- Direction -
Copy out each line that has "Mandingo" in it.

(Saved entries)
* * * * * * *

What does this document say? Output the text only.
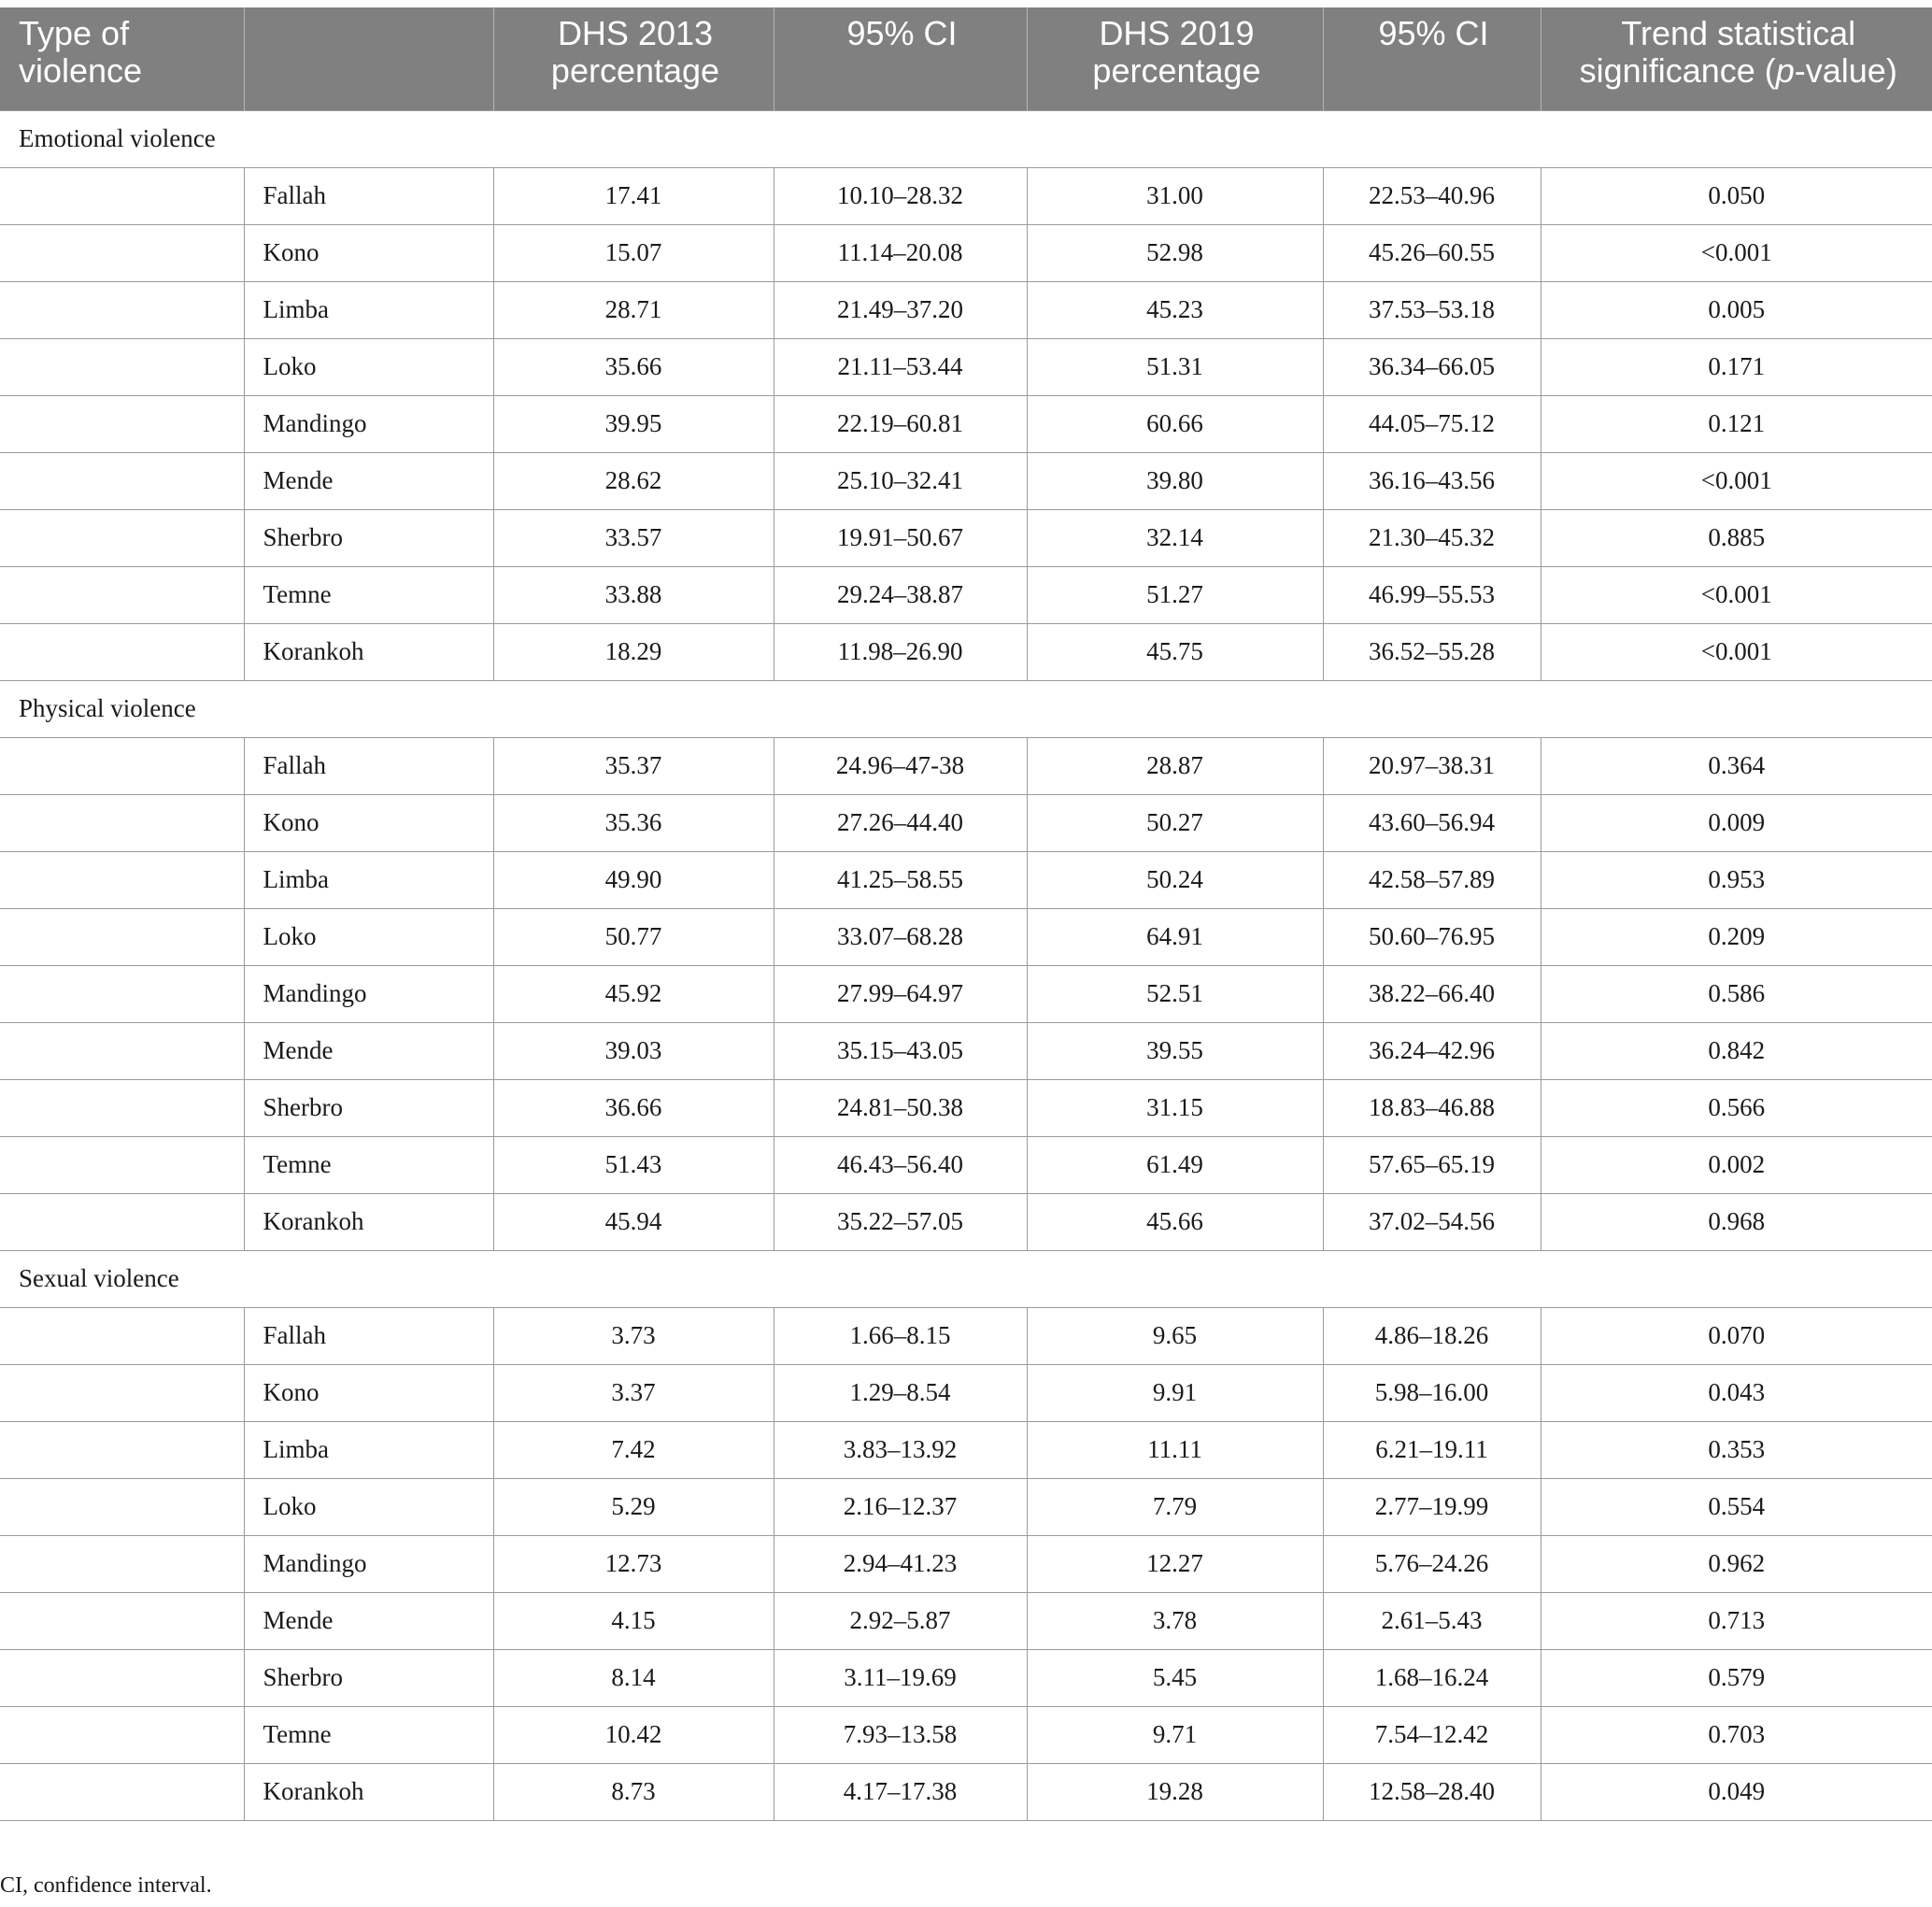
Type of violence		DHS 2013 percentage	95% CI	DHS 2019 percentage	95% CI	Trend statistical significance (p-value)
Emotional violence						
	Fallah	17.41	10.10–28.32	31.00	22.53–40.96	0.050
	Kono	15.07	11.14–20.08	52.98	45.26–60.55	<0.001
	Limba	28.71	21.49–37.20	45.23	37.53–53.18	0.005
	Loko	35.66	21.11–53.44	51.31	36.34–66.05	0.171
	Mandingo	39.95	22.19–60.81	60.66	44.05–75.12	0.121
	Mende	28.62	25.10–32.41	39.80	36.16–43.56	<0.001
	Sherbro	33.57	19.91–50.67	32.14	21.30–45.32	0.885
	Temne	33.88	29.24–38.87	51.27	46.99–55.53	<0.001
	Korankoh	18.29	11.98–26.90	45.75	36.52–55.28	<0.001
Physical violence						
	Fallah	35.37	24.96–47-38	28.87	20.97–38.31	0.364
	Kono	35.36	27.26–44.40	50.27	43.60–56.94	0.009
	Limba	49.90	41.25–58.55	50.24	42.58–57.89	0.953
	Loko	50.77	33.07–68.28	64.91	50.60–76.95	0.209
	Mandingo	45.92	27.99–64.97	52.51	38.22–66.40	0.586
	Mende	39.03	35.15–43.05	39.55	36.24–42.96	0.842
	Sherbro	36.66	24.81–50.38	31.15	18.83–46.88	0.566
	Temne	51.43	46.43–56.40	61.49	57.65–65.19	0.002
	Korankoh	45.94	35.22–57.05	45.66	37.02–54.56	0.968
Sexual violence						
	Fallah	3.73	1.66–8.15	9.65	4.86–18.26	0.070
	Kono	3.37	1.29–8.54	9.91	5.98–16.00	0.043
	Limba	7.42	3.83–13.92	11.11	6.21–19.11	0.353
	Loko	5.29	2.16–12.37	7.79	2.77–19.99	0.554
	Mandingo	12.73	2.94–41.23	12.27	5.76–24.26	0.962
	Mende	4.15	2.92–5.87	3.78	2.61–5.43	0.713
	Sherbro	8.14	3.11–19.69	5.45	1.68–16.24	0.579
	Temne	10.42	7.93–13.58	9.71	7.54–12.42	0.703
	Korankoh	8.73	4.17–17.38	19.28	12.58–28.40	0.049
CI, confidence interval.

* * * * * * *

- Correct output -
	Mandingo	39.95	22.19–60.81	60.66	44.05–75.12	0.121
	Mandingo	45.92	27.99–64.97	52.51	38.22–66.40	0.586
	Mandingo	12.73	2.94–41.23	12.27	5.76–24.26	0.962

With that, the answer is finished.